→ **Exercise prompt**:
Everything in the listing except the pictures should be written out exactly.
--- --- ---
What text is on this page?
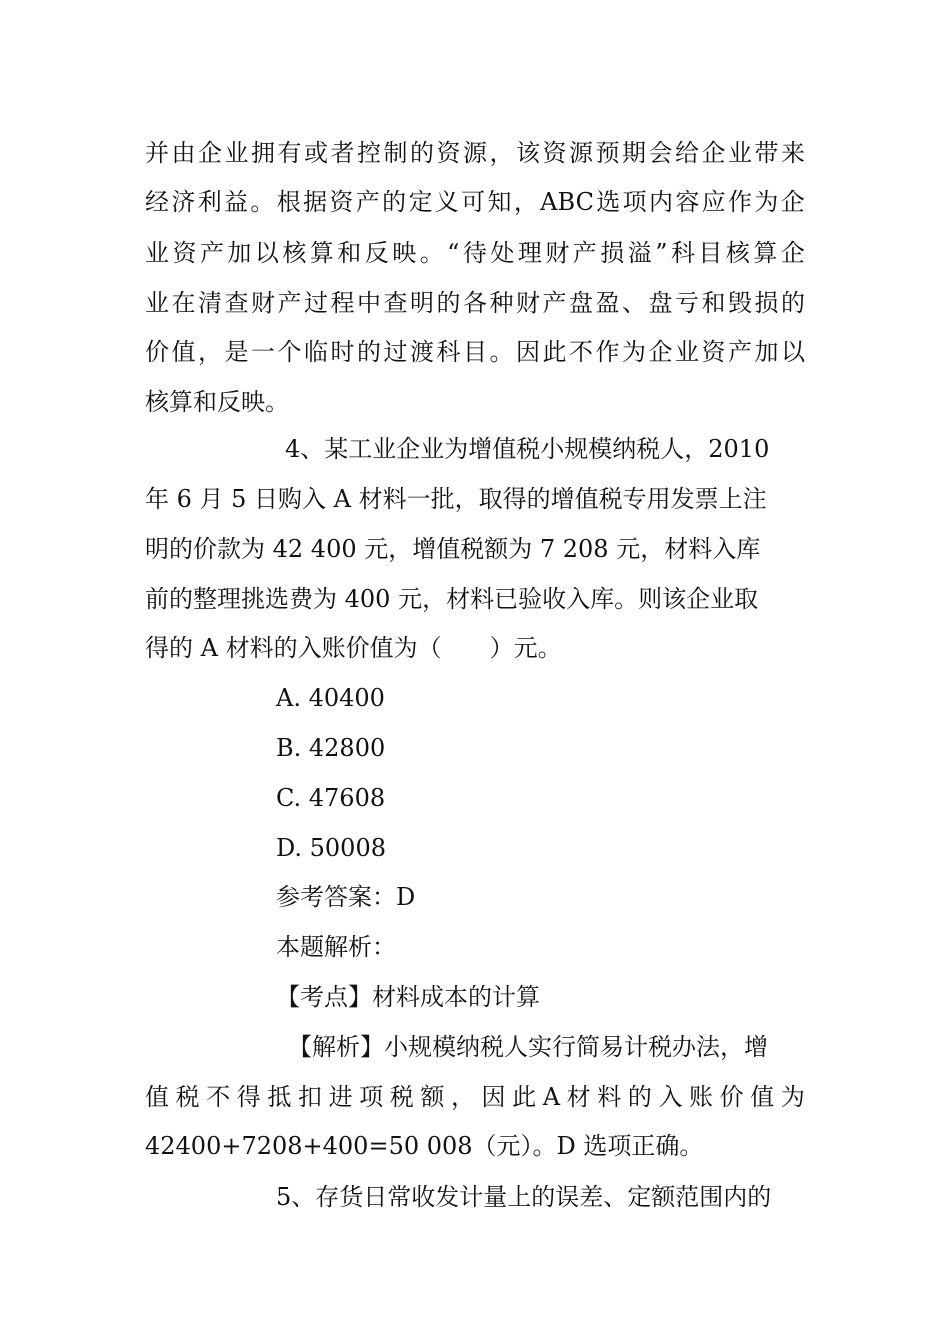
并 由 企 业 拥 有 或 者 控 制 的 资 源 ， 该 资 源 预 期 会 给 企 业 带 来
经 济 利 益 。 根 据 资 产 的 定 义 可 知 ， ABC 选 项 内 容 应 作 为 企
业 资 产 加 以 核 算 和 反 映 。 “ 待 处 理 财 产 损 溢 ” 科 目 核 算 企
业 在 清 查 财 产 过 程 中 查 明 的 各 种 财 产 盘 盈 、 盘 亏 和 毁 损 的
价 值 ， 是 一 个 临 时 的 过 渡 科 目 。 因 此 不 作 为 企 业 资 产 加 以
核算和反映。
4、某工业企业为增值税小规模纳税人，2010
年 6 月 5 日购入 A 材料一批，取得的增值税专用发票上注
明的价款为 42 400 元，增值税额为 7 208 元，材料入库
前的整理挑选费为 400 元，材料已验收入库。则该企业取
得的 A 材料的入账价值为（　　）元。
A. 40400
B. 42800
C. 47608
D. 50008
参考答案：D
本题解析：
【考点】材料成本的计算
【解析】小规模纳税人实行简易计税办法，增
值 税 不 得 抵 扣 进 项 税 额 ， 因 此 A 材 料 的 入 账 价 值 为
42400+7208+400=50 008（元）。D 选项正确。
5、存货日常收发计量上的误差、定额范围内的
--- --- ---
→ **Solution below**:
What text is on this page?
并 由 企 业 拥 有 或 者 控 制 的 资 源 ， 该 资 源 预 期 会 给 企 业 带 来
经 济 利 益 。 根 据 资 产 的 定 义 可 知 ， ABC 选 项 内 容 应 作 为 企
业 资 产 加 以 核 算 和 反 映 。 “ 待 处 理 财 产 损 溢 ” 科 目 核 算 企
业 在 清 查 财 产 过 程 中 查 明 的 各 种 财 产 盘 盈 、 盘 亏 和 毁 损 的
价 值 ， 是 一 个 临 时 的 过 渡 科 目 。 因 此 不 作 为 企 业 资 产 加 以
核算和反映。
4、某工业企业为增值税小规模纳税人，2010
年 6 月 5 日购入 A 材料一批，取得的增值税专用发票上注
明的价款为 42 400 元，增值税额为 7 208 元，材料入库
前的整理挑选费为 400 元，材料已验收入库。则该企业取
得的 A 材料的入账价值为（　　）元。
A. 40400
B. 42800
C. 47608
D. 50008
参考答案：D
本题解析：
【考点】材料成本的计算
【解析】小规模纳税人实行简易计税办法，增
值 税 不 得 抵 扣 进 项 税 额 ， 因 此 A 材 料 的 入 账 价 值 为
42400+7208+400=50 008（元）。D 选项正确。
5、存货日常收发计量上的误差、定额范围内的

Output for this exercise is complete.